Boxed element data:
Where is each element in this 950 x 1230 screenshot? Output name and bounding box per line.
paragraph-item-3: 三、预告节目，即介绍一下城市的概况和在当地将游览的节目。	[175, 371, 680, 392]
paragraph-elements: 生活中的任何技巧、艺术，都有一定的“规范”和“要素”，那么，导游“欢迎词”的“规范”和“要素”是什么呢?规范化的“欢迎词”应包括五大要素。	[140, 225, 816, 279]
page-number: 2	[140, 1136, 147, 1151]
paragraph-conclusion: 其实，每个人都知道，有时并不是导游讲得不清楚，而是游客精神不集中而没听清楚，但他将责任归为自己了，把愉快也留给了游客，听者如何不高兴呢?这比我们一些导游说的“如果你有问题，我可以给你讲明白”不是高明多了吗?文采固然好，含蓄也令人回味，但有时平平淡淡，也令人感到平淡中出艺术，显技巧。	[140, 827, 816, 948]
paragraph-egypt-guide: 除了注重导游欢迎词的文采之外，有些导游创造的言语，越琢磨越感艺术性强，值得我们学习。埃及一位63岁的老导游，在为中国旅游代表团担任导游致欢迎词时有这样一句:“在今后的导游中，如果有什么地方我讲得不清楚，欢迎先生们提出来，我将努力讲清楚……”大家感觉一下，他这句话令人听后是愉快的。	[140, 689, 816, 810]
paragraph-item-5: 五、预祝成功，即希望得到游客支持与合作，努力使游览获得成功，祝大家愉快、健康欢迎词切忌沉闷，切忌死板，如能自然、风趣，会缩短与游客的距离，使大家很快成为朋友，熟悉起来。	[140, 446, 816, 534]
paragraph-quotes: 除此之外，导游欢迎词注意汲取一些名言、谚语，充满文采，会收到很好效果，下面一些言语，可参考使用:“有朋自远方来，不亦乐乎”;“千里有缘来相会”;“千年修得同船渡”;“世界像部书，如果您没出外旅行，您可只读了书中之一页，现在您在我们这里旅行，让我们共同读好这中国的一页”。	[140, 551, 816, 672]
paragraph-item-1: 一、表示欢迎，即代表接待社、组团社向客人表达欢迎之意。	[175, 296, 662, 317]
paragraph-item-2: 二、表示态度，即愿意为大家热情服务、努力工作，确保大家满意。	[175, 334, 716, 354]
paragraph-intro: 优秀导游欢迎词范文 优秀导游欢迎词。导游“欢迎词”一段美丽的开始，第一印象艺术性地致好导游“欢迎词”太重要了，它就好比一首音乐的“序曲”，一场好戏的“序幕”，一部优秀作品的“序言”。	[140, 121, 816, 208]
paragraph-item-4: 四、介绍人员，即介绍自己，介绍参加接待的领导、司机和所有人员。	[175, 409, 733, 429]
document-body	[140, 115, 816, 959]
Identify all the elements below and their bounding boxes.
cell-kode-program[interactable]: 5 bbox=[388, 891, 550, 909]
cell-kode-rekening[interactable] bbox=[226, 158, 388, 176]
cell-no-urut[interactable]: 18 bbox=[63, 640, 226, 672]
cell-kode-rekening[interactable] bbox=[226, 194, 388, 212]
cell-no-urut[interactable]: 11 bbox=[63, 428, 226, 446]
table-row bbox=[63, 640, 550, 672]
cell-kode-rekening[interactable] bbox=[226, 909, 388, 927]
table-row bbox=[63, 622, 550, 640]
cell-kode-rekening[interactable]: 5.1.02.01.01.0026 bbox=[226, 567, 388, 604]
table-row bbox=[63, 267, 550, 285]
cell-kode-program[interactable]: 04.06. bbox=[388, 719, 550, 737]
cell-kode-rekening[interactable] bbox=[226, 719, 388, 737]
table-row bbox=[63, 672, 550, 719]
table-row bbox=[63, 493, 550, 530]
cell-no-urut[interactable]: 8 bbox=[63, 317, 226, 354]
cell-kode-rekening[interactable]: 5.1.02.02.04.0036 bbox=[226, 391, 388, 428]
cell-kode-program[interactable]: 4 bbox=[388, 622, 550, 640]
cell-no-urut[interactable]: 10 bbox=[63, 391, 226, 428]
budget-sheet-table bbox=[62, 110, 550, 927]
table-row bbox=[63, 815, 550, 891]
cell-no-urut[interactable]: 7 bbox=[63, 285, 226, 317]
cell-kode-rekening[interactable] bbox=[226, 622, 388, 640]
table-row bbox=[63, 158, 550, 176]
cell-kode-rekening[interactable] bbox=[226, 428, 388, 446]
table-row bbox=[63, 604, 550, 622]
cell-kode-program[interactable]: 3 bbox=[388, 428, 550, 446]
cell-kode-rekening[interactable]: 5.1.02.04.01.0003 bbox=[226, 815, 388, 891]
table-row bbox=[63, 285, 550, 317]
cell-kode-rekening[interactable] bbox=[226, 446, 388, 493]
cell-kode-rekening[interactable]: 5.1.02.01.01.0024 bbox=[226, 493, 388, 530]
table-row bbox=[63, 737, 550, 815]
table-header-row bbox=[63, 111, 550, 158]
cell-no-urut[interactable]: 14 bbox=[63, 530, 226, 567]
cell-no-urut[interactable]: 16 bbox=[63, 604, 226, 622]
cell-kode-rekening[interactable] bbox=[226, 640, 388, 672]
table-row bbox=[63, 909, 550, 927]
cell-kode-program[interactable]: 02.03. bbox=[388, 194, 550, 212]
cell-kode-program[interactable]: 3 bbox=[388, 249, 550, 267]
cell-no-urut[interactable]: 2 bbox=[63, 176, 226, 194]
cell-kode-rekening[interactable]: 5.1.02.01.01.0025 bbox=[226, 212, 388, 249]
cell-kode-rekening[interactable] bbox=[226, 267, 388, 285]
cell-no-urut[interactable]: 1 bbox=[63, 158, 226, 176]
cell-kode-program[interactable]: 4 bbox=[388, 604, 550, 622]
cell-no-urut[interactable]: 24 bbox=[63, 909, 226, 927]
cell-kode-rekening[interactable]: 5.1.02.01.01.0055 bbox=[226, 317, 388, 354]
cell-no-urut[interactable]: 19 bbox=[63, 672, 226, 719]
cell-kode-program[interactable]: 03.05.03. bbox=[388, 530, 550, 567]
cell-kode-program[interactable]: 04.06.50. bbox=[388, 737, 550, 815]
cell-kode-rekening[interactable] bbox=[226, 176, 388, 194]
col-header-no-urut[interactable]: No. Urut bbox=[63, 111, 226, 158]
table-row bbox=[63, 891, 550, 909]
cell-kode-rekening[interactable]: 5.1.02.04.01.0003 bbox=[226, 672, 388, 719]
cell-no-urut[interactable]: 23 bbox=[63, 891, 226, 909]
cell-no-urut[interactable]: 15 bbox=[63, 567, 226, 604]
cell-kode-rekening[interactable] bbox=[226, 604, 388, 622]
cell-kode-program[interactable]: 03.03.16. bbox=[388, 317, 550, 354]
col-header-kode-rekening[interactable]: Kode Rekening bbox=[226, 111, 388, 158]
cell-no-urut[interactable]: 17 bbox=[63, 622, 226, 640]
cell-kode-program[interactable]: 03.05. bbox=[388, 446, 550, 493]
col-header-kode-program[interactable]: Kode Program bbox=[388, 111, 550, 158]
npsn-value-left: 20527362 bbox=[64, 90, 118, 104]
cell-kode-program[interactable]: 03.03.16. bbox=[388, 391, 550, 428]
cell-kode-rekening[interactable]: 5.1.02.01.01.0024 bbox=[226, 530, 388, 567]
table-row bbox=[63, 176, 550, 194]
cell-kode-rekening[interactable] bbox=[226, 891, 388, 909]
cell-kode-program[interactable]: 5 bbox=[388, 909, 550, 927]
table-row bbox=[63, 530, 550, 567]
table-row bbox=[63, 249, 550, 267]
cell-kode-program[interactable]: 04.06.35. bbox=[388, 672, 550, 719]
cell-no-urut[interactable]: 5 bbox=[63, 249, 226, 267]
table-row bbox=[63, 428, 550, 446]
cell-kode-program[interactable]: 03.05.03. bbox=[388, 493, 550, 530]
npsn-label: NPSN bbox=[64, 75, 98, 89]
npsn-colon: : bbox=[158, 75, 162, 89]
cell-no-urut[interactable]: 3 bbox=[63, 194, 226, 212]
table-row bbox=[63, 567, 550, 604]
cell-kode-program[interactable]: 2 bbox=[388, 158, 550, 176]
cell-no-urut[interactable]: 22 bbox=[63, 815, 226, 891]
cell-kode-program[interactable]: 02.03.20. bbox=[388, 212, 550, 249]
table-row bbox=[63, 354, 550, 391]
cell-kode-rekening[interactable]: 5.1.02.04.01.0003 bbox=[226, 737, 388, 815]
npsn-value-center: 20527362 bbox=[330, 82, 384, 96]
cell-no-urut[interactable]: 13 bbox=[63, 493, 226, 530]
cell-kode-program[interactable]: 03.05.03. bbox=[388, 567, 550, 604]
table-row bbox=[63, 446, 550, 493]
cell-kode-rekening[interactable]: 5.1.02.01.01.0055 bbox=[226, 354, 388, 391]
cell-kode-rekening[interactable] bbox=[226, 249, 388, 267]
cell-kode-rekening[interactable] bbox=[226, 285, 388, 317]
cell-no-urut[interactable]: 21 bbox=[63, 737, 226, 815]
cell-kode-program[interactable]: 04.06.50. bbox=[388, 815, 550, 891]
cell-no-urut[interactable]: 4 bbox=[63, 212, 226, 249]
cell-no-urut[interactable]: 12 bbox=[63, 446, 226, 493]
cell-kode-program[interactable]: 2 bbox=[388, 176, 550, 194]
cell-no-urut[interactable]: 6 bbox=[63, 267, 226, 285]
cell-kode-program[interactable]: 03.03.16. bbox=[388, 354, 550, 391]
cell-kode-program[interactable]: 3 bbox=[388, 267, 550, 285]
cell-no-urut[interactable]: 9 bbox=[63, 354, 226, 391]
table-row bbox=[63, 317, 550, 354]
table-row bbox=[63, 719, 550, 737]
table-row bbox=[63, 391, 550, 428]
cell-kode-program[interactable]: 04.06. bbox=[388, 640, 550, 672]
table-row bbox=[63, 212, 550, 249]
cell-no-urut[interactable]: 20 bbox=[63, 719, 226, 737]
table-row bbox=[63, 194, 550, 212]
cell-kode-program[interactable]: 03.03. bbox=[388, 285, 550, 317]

### Stated task
Retype the data from its first line through the line containing "296, 662, 317]", with every character unchanged.

### Solved problem
Where is each element in this 950 x 1230 screenshot? Output name and bounding box per line.
paragraph-item-3: 三、预告节目，即介绍一下城市的概况和在当地将游览的节目。	[175, 371, 680, 392]
paragraph-elements: 生活中的任何技巧、艺术，都有一定的“规范”和“要素”，那么，导游“欢迎词”的“规范”和“要素”是什么呢?规范化的“欢迎词”应包括五大要素。	[140, 225, 816, 279]
page-number: 2	[140, 1136, 147, 1151]
paragraph-conclusion: 其实，每个人都知道，有时并不是导游讲得不清楚，而是游客精神不集中而没听清楚，但他将责任归为自己了，把愉快也留给了游客，听者如何不高兴呢?这比我们一些导游说的“如果你有问题，我可以给你讲明白”不是高明多了吗?文采固然好，含蓄也令人回味，但有时平平淡淡，也令人感到平淡中出艺术，显技巧。	[140, 827, 816, 948]
paragraph-egypt-guide: 除了注重导游欢迎词的文采之外，有些导游创造的言语，越琢磨越感艺术性强，值得我们学习。埃及一位63岁的老导游，在为中国旅游代表团担任导游致欢迎词时有这样一句:“在今后的导游中，如果有什么地方我讲得不清楚，欢迎先生们提出来，我将努力讲清楚……”大家感觉一下，他这句话令人听后是愉快的。	[140, 689, 816, 810]
paragraph-item-5: 五、预祝成功，即希望得到游客支持与合作，努力使游览获得成功，祝大家愉快、健康欢迎词切忌沉闷，切忌死板，如能自然、风趣，会缩短与游客的距离，使大家很快成为朋友，熟悉起来。	[140, 446, 816, 534]
paragraph-quotes: 除此之外，导游欢迎词注意汲取一些名言、谚语，充满文采，会收到很好效果，下面一些言语，可参考使用:“有朋自远方来，不亦乐乎”;“千里有缘来相会”;“千年修得同船渡”;“世界像部书，如果您没出外旅行，您可只读了书中之一页，现在您在我们这里旅行，让我们共同读好这中国的一页”。	[140, 551, 816, 672]
paragraph-item-1: 一、表示欢迎，即代表接待社、组团社向客人表达欢迎之意。	[175, 296, 662, 317]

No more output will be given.